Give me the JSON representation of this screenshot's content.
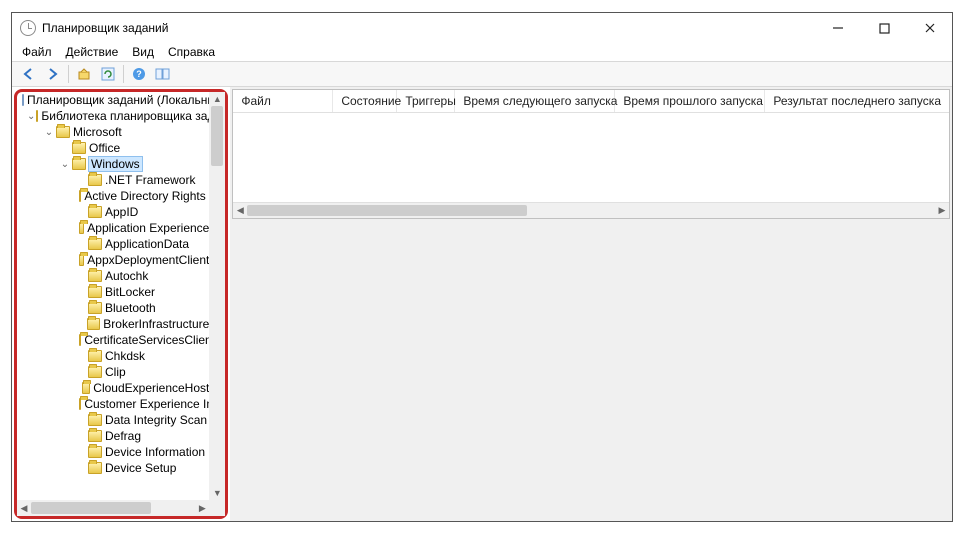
{
  "window": {
    "title": "Планировщик заданий"
  },
  "menu": {
    "file": "Файл",
    "action": "Действие",
    "view": "Вид",
    "help": "Справка"
  },
  "tree": {
    "root": "Планировщик заданий (Локальный)",
    "library": "Библиотека планировщика заданий",
    "microsoft": "Microsoft",
    "office": "Office",
    "windows": "Windows",
    "children": [
      ".NET Framework",
      "Active Directory Rights Management Services",
      "AppID",
      "Application Experience",
      "ApplicationData",
      "AppxDeploymentClient",
      "Autochk",
      "BitLocker",
      "Bluetooth",
      "BrokerInfrastructure",
      "CertificateServicesClient",
      "Chkdsk",
      "Clip",
      "CloudExperienceHost",
      "Customer Experience Improvement Program",
      "Data Integrity Scan",
      "Defrag",
      "Device Information",
      "Device Setup"
    ]
  },
  "columns": {
    "file": "Файл",
    "state": "Состояние",
    "triggers": "Триггеры",
    "next_run": "Время следующего запуска",
    "last_run": "Время прошлого запуска",
    "last_result": "Результат последнего запуска"
  }
}
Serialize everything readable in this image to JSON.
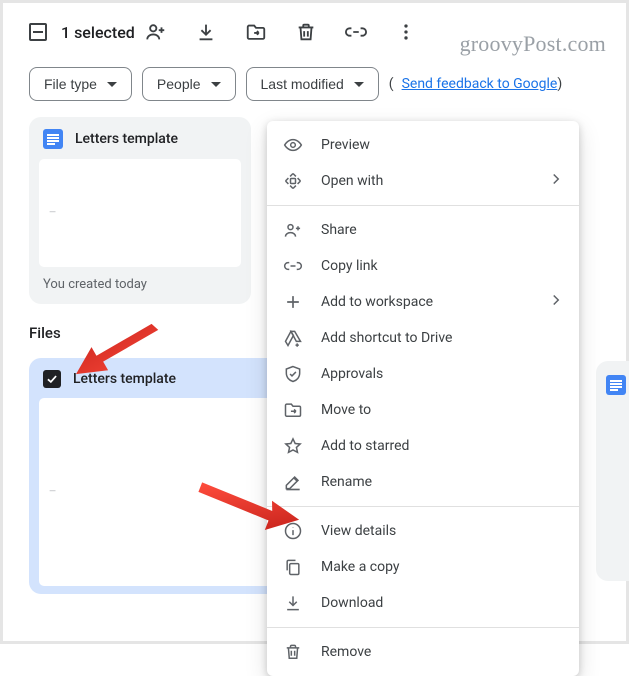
{
  "watermark": "groovyPost.com",
  "toolbar": {
    "selection_text": "1 selected"
  },
  "chips": {
    "file_type": "File type",
    "people": "People",
    "last_modified": "Last modified"
  },
  "feedback": {
    "open": "(",
    "text": "Send feedback to Google",
    "close": ")"
  },
  "card1": {
    "title": "Letters template",
    "preview_stub": "—",
    "footer": "You created today"
  },
  "section": {
    "files": "Files"
  },
  "card2": {
    "title": "Letters template",
    "preview_stub": "—"
  },
  "menu": {
    "preview": "Preview",
    "open_with": "Open with",
    "share": "Share",
    "copy_link": "Copy link",
    "add_workspace": "Add to workspace",
    "add_shortcut": "Add shortcut to Drive",
    "approvals": "Approvals",
    "move_to": "Move to",
    "add_starred": "Add to starred",
    "rename": "Rename",
    "view_details": "View details",
    "make_copy": "Make a copy",
    "download": "Download",
    "remove": "Remove"
  }
}
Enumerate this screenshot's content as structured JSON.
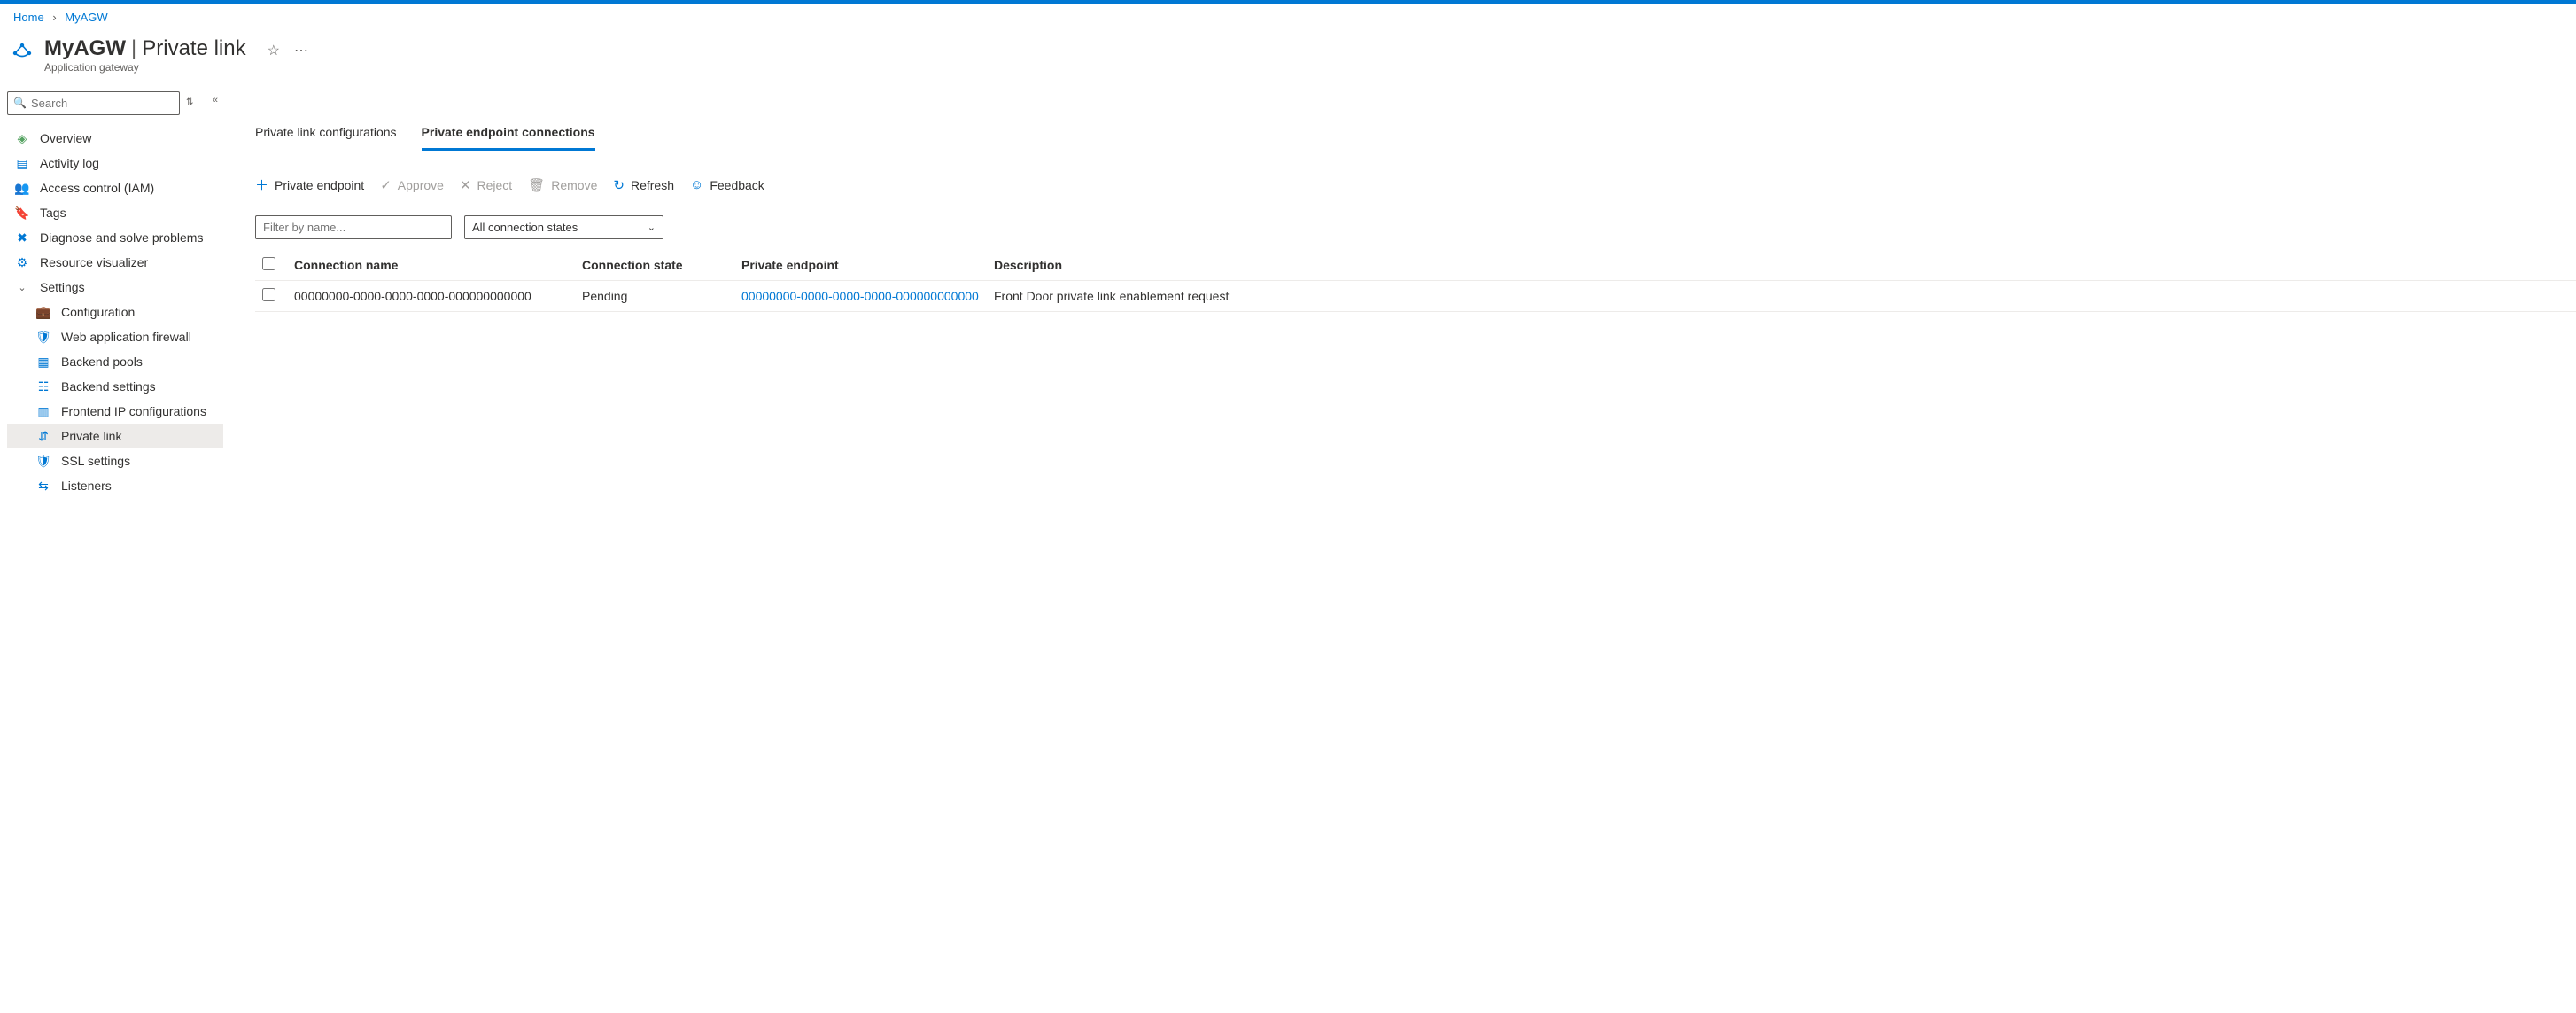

-- -- --

-- WHAT YOU HAVE TO DO --
Give back the whole listing as it stands, minus its pictures.

-- THE REPLY --
Give me the JSON representation of this screenshot's content.
{
  "window": {
    "title": "Планировщик заданий"
  },
  "menu": {
    "file": "Файл",
    "action": "Действие",
    "view": "Вид",
    "help": "Справка"
  },
  "tree": {
    "root": "Планировщик заданий (Локальный)",
    "library": "Библиотека планировщика заданий",
    "microsoft": "Microsoft",
    "office": "Office",
    "windows": "Windows",
    "children": [
      ".NET Framework",
      "Active Directory Rights Management Services",
      "AppID",
      "Application Experience",
      "ApplicationData",
      "AppxDeploymentClient",
      "Autochk",
      "BitLocker",
      "Bluetooth",
      "BrokerInfrastructure",
      "CertificateServicesClient",
      "Chkdsk",
      "Clip",
      "CloudExperienceHost",
      "Customer Experience Improvement Program",
      "Data Integrity Scan",
      "Defrag",
      "Device Information",
      "Device Setup"
    ]
  },
  "columns": {
    "file": "Файл",
    "state": "Состояние",
    "triggers": "Триггеры",
    "next_run": "Время следующего запуска",
    "last_run": "Время прошлого запуска",
    "last_result": "Результат последнего запуска"
  }
}
Serialize everything readable in this image to JSON.
{
  "watermark": "groovyPost.com",
  "toolbar": {
    "selection_text": "1 selected"
  },
  "chips": {
    "file_type": "File type",
    "people": "People",
    "last_modified": "Last modified"
  },
  "feedback": {
    "open": "(",
    "text": "Send feedback to Google",
    "close": ")"
  },
  "card1": {
    "title": "Letters template",
    "preview_stub": "—",
    "footer": "You created today"
  },
  "section": {
    "files": "Files"
  },
  "card2": {
    "title": "Letters template",
    "preview_stub": "—"
  },
  "menu": {
    "preview": "Preview",
    "open_with": "Open with",
    "share": "Share",
    "copy_link": "Copy link",
    "add_workspace": "Add to workspace",
    "add_shortcut": "Add shortcut to Drive",
    "approvals": "Approvals",
    "move_to": "Move to",
    "add_starred": "Add to starred",
    "rename": "Rename",
    "view_details": "View details",
    "make_copy": "Make a copy",
    "download": "Download",
    "remove": "Remove"
  }
}
Enumerate this screenshot's content as structured JSON.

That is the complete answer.